◆ Work instructions:
Each line should be copied exactly.
### Given data
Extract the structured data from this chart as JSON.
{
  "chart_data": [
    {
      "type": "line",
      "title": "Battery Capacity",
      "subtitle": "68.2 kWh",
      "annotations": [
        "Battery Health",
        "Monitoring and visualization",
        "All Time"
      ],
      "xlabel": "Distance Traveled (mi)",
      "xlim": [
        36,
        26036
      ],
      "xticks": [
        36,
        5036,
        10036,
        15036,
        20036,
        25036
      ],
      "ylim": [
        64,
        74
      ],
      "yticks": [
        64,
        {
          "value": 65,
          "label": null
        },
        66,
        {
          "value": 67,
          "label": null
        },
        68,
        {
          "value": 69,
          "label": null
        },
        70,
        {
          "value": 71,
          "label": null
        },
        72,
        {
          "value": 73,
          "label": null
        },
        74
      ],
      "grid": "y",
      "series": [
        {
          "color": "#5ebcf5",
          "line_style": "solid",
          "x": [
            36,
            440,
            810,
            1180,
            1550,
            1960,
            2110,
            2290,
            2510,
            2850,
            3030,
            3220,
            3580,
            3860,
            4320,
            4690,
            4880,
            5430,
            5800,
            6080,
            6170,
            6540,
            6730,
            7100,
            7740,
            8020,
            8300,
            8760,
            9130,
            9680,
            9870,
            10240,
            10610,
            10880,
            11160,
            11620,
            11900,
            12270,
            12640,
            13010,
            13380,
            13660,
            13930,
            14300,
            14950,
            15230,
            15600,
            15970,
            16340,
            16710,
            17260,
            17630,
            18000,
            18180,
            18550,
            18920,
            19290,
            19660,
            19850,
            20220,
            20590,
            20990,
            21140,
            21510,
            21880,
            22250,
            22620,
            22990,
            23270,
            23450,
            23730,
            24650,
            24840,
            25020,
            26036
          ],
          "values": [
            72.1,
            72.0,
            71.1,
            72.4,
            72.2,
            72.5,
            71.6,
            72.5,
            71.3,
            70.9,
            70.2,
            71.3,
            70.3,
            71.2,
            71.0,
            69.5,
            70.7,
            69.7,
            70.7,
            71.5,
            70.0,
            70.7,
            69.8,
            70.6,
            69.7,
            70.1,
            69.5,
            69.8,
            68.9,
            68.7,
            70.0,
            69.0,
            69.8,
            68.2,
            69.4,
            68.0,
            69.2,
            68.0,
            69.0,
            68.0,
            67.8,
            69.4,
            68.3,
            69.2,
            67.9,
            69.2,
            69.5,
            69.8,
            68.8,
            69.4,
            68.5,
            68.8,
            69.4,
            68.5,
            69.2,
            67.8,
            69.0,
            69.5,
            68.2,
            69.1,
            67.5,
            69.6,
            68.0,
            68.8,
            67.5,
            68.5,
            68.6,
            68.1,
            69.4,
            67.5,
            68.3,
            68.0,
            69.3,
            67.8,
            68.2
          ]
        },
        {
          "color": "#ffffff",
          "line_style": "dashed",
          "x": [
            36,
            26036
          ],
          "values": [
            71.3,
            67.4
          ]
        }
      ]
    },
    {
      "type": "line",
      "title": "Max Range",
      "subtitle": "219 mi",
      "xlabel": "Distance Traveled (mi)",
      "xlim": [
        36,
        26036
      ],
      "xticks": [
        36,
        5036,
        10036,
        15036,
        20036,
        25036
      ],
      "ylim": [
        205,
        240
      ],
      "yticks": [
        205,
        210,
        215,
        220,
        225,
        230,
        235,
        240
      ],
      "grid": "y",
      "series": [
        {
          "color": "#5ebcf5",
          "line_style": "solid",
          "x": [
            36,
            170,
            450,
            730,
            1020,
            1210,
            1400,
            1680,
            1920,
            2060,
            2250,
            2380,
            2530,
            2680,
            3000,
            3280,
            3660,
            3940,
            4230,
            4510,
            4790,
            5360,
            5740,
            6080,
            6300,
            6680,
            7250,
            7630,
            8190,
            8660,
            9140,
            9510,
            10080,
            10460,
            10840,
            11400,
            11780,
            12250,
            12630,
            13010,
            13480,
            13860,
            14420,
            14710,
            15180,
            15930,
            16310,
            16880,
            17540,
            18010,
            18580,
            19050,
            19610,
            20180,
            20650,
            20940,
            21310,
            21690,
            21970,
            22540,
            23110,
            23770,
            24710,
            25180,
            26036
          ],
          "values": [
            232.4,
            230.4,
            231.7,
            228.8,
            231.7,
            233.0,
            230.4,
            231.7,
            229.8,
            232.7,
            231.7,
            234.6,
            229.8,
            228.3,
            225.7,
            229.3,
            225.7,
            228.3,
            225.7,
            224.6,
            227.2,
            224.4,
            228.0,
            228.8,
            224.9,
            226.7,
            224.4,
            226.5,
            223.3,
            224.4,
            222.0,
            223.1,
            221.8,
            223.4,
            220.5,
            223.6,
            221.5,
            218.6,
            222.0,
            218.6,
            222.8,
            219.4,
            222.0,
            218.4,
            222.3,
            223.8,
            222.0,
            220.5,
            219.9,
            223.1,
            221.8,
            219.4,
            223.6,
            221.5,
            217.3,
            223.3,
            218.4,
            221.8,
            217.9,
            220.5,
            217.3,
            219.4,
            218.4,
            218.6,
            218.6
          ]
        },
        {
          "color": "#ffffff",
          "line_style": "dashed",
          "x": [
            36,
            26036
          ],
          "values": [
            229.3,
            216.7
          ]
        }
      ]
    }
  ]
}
######
◆ Correct output:
Extract the structured data from this chart as JSON.
{
  "chart_data": [
    {
      "type": "line",
      "title": "Battery Capacity",
      "subtitle": "68.2 kWh",
      "annotations": [
        "Battery Health",
        "Monitoring and visualization",
        "All Time"
      ],
      "xlabel": "Distance Traveled (mi)",
      "xlim": [
        36,
        26036
      ],
      "xticks": [
        36,
        5036,
        10036,
        15036,
        20036,
        25036
      ],
      "ylim": [
        64,
        74
      ],
      "yticks": [
        64,
        {
          "value": 65,
          "label": null
        },
        66,
        {
          "value": 67,
          "label": null
        },
        68,
        {
          "value": 69,
          "label": null
        },
        70,
        {
          "value": 71,
          "label": null
        },
        72,
        {
          "value": 73,
          "label": null
        },
        74
      ],
      "grid": "y",
      "series": [
        {
          "color": "#5ebcf5",
          "line_style": "solid",
          "x": [
            36,
            440,
            810,
            1180,
            1550,
            1960,
            2110,
            2290,
            2510,
            2850,
            3030,
            3220,
            3580,
            3860,
            4320,
            4690,
            4880,
            5430,
            5800,
            6080,
            6170,
            6540,
            6730,
            7100,
            7740,
            8020,
            8300,
            8760,
            9130,
            9680,
            9870,
            10240,
            10610,
            10880,
            11160,
            11620,
            11900,
            12270,
            12640,
            13010,
            13380,
            13660,
            13930,
            14300,
            14950,
            15230,
            15600,
            15970,
            16340,
            16710,
            17260,
            17630,
            18000,
            18180,
            18550,
            18920,
            19290,
            19660,
            19850,
            20220,
            20590,
            20990,
            21140,
            21510,
            21880,
            22250,
            22620,
            22990,
            23270,
            23450,
            23730,
            24650,
            24840,
            25020,
            26036
          ],
          "values": [
            72.1,
            72.0,
            71.1,
            72.4,
            72.2,
            72.5,
            71.6,
            72.5,
            71.3,
            70.9,
            70.2,
            71.3,
            70.3,
            71.2,
            71.0,
            69.5,
            70.7,
            69.7,
            70.7,
            71.5,
            70.0,
            70.7,
            69.8,
            70.6,
            69.7,
            70.1,
            69.5,
            69.8,
            68.9,
            68.7,
            70.0,
            69.0,
            69.8,
            68.2,
            69.4,
            68.0,
            69.2,
            68.0,
            69.0,
            68.0,
            67.8,
            69.4,
            68.3,
            69.2,
            67.9,
            69.2,
            69.5,
            69.8,
            68.8,
            69.4,
            68.5,
            68.8,
            69.4,
            68.5,
            69.2,
            67.8,
            69.0,
            69.5,
            68.2,
            69.1,
            67.5,
            69.6,
            68.0,
            68.8,
            67.5,
            68.5,
            68.6,
            68.1,
            69.4,
            67.5,
            68.3,
            68.0,
            69.3,
            67.8,
            68.2
          ]
        },
        {
          "color": "#ffffff",
          "line_style": "dashed",
          "x": [
            36,
            26036
          ],
          "values": [
            71.3,
            67.4
          ]
        }
      ]
    },
    {
      "type": "line",
      "title": "Max Range",
      "subtitle": "219 mi",
      "xlabel": "Distance Traveled (mi)",
      "xlim": [
        36,
        26036
      ],
      "xticks": [
        36,
        5036,
        10036,
        15036,
        20036,
        25036
      ],
      "ylim": [
        205,
        240
      ],
      "yticks": [
        205,
        210,
        215,
        220,
        225,
        230,
        235,
        240
      ],
      "grid": "y",
      "series": [
        {
          "color": "#5ebcf5",
          "line_style": "solid",
          "x": [
            36,
            170,
            450,
            730,
            1020,
            1210,
            1400,
            1680,
            1920,
            2060,
            2250,
            2380,
            2530,
            2680,
            3000,
            3280,
            3660,
            3940,
            4230,
            4510,
            4790,
            5360,
            5740,
            6080,
            6300,
            6680,
            7250,
            7630,
            8190,
            8660,
            9140,
            9510,
            10080,
            10460,
            10840,
            11400,
            11780,
            12250,
            12630,
            13010,
            13480,
            13860,
            14420,
            14710,
            15180,
            15930,
            16310,
            16880,
            17540,
            18010,
            18580,
            19050,
            19610,
            20180,
            20650,
            20940,
            21310,
            21690,
            21970,
            22540,
            23110,
            23770,
            24710,
            25180,
            26036
          ],
          "values": [
            232.4,
            230.4,
            231.7,
            228.8,
            231.7,
            233.0,
            230.4,
            231.7,
            229.8,
            232.7,
            231.7,
            234.6,
            229.8,
            228.3,
            225.7,
            229.3,
            225.7,
            228.3,
            225.7,
            224.6,
            227.2,
            224.4,
            228.0,
            228.8,
            224.9,
            226.7,
            224.4,
            226.5,
            223.3,
            224.4,
            222.0,
            223.1,
            221.8,
            223.4,
            220.5,
            223.6,
            221.5,
            218.6,
            222.0,
            218.6,
            222.8,
            219.4,
            222.0,
            218.4,
            222.3,
            223.8,
            222.0,
            220.5,
            219.9,
            223.1,
            221.8,
            219.4,
            223.6,
            221.5,
            217.3,
            223.3,
            218.4,
            221.8,
            217.9,
            220.5,
            217.3,
            219.4,
            218.4,
            218.6,
            218.6
          ]
        },
        {
          "color": "#ffffff",
          "line_style": "dashed",
          "x": [
            36,
            26036
          ],
          "values": [
            229.3,
            216.7
          ]
        }
      ]
    }
  ]
}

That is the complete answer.